Set task:
In the data below, find every line that has the string "highly", and copy it.

◆ ◆ ◆

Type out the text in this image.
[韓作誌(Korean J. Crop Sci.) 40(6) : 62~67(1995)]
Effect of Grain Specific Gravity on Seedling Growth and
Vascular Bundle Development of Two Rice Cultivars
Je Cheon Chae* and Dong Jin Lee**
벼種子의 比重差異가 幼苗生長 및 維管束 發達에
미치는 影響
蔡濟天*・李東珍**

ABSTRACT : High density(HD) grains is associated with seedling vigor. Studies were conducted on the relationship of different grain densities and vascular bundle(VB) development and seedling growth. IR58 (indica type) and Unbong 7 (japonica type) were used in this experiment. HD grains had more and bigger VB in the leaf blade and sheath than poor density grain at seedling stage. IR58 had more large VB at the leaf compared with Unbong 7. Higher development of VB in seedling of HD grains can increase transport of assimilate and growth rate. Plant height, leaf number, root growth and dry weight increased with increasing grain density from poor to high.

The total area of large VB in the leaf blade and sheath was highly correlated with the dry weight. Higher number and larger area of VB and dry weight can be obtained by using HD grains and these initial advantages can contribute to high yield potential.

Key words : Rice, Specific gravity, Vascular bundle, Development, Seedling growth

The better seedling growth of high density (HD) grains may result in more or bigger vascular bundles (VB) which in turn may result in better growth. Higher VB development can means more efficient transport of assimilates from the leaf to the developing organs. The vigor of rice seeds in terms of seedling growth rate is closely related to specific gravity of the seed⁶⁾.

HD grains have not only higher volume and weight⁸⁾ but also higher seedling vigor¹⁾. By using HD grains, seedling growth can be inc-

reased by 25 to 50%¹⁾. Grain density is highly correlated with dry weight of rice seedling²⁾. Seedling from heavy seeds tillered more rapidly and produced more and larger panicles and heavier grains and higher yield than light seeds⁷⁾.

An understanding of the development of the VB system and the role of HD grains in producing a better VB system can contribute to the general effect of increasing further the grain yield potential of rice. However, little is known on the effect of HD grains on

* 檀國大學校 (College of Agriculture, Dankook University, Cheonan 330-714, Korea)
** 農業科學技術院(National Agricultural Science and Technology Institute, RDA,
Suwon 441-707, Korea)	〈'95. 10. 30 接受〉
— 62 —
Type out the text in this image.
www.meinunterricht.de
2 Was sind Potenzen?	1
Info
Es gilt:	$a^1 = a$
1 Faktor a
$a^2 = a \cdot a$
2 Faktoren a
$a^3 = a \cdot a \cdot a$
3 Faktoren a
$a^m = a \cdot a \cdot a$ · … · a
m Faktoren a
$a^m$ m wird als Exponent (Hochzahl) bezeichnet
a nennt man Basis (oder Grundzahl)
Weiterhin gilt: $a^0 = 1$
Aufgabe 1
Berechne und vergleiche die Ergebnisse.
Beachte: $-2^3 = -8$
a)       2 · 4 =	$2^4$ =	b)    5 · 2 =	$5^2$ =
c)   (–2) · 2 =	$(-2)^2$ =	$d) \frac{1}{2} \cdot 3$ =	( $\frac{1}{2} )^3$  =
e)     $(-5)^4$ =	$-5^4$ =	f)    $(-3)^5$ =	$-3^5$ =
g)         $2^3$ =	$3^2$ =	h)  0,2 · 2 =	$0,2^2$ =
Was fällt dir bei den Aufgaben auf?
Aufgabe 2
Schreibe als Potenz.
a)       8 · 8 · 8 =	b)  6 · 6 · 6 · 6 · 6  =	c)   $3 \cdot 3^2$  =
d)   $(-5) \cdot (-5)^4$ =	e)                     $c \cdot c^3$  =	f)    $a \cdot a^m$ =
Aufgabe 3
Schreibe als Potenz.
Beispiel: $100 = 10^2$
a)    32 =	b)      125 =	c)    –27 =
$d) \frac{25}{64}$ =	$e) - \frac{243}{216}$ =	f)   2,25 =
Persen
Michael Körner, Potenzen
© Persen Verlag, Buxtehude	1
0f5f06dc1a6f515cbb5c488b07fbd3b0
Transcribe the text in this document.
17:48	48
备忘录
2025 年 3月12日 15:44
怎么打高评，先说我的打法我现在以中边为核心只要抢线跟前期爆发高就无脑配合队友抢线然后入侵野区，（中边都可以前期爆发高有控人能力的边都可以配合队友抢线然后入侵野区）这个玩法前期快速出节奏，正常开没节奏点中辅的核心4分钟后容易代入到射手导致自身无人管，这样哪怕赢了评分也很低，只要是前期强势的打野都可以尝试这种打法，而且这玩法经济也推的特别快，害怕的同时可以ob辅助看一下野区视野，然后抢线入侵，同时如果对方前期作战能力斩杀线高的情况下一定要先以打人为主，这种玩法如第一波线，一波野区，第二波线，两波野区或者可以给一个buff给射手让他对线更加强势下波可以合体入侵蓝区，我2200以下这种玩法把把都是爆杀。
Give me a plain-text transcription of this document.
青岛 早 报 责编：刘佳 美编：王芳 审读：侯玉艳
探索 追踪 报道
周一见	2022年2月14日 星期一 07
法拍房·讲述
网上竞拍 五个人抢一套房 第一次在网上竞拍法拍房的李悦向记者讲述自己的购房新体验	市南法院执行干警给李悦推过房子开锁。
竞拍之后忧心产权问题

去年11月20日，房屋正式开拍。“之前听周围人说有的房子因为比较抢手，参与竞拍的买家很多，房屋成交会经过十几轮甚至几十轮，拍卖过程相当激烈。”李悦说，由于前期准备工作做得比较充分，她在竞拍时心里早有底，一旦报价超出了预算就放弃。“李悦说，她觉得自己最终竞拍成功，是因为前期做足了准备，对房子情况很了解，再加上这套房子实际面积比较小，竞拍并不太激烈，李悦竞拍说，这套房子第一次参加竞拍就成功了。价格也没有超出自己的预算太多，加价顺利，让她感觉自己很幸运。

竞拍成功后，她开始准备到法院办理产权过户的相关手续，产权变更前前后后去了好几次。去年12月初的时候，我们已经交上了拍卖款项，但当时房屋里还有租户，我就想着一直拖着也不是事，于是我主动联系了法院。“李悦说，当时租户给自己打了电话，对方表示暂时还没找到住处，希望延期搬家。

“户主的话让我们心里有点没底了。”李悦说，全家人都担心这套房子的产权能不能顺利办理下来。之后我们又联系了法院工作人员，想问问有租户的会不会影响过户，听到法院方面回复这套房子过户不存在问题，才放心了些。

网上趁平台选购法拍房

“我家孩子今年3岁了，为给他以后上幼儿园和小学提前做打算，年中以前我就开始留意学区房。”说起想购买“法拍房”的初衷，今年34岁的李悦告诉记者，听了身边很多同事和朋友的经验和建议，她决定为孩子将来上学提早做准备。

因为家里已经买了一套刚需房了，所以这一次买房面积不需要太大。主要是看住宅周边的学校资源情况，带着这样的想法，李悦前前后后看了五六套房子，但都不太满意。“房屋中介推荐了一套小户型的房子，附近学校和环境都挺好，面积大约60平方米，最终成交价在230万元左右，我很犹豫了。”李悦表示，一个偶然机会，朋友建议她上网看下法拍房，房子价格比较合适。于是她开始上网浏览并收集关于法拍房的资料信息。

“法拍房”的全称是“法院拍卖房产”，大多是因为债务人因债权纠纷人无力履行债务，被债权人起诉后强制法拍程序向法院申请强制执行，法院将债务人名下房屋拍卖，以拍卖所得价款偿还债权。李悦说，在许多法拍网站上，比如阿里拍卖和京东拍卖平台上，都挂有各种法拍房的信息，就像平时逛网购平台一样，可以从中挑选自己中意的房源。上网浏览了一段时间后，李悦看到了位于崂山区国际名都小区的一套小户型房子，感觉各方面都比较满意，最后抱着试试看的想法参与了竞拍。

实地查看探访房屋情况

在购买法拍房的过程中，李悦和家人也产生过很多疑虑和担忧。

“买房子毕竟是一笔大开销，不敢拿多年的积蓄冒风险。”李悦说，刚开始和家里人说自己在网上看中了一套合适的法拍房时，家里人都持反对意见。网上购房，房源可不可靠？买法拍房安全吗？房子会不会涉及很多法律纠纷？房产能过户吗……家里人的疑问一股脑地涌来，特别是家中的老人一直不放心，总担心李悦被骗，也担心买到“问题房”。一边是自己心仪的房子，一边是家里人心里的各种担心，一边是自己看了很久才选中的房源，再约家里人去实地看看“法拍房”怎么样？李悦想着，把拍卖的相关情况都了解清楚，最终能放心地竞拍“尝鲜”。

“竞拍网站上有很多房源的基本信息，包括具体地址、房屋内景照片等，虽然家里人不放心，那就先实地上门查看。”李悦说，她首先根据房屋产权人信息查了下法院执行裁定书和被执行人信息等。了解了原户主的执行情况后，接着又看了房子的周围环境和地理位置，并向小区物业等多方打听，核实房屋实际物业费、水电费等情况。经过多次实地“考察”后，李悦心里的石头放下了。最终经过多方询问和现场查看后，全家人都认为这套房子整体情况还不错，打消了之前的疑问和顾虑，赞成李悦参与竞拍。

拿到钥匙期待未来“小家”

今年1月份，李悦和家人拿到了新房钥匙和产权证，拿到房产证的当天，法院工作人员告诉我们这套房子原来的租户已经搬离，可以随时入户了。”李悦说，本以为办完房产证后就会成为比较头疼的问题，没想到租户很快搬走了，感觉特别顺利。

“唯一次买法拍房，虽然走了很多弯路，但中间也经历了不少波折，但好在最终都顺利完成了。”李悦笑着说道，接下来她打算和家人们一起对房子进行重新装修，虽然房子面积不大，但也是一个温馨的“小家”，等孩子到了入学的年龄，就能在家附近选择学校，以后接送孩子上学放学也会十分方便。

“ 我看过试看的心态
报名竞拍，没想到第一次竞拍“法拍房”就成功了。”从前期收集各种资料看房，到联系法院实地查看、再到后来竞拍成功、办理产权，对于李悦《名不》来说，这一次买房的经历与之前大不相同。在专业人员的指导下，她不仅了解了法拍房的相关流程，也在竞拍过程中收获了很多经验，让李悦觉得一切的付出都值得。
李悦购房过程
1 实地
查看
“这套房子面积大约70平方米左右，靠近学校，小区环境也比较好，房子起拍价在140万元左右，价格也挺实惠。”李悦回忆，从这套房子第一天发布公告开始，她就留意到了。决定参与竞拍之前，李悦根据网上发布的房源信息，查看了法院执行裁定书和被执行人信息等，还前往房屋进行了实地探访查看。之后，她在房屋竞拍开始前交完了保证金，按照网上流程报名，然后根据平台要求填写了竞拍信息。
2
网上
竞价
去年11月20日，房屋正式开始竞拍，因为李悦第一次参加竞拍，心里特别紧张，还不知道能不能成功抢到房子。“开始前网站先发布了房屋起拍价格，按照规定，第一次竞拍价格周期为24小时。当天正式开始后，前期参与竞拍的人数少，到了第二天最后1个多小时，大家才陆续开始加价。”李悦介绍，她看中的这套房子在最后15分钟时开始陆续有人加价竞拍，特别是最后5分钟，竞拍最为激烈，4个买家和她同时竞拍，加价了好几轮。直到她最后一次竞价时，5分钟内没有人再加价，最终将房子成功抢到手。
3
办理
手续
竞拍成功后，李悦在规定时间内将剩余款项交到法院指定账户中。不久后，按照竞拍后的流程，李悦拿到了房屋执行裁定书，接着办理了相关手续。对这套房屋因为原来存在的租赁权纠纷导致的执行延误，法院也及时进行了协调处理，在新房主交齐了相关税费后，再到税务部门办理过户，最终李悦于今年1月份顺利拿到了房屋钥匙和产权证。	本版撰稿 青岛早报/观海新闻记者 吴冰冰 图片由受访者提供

◆ ◆ ◆

Answer:
The total area of large VB in the leaf blade and sheath was highly correlated with the dry weight. Higher number and larger area of VB and dry weight can be obtained by using HD grains and these initial advantages can contribute to high yield potential.
reased by 25 to 50%¹⁾. Grain density is highly correlated with dry weight of rice seedling²⁾. Seedling from heavy seeds tillered more rapidly and produced more and larger panicles and heavier grains and higher yield than light seeds⁷⁾.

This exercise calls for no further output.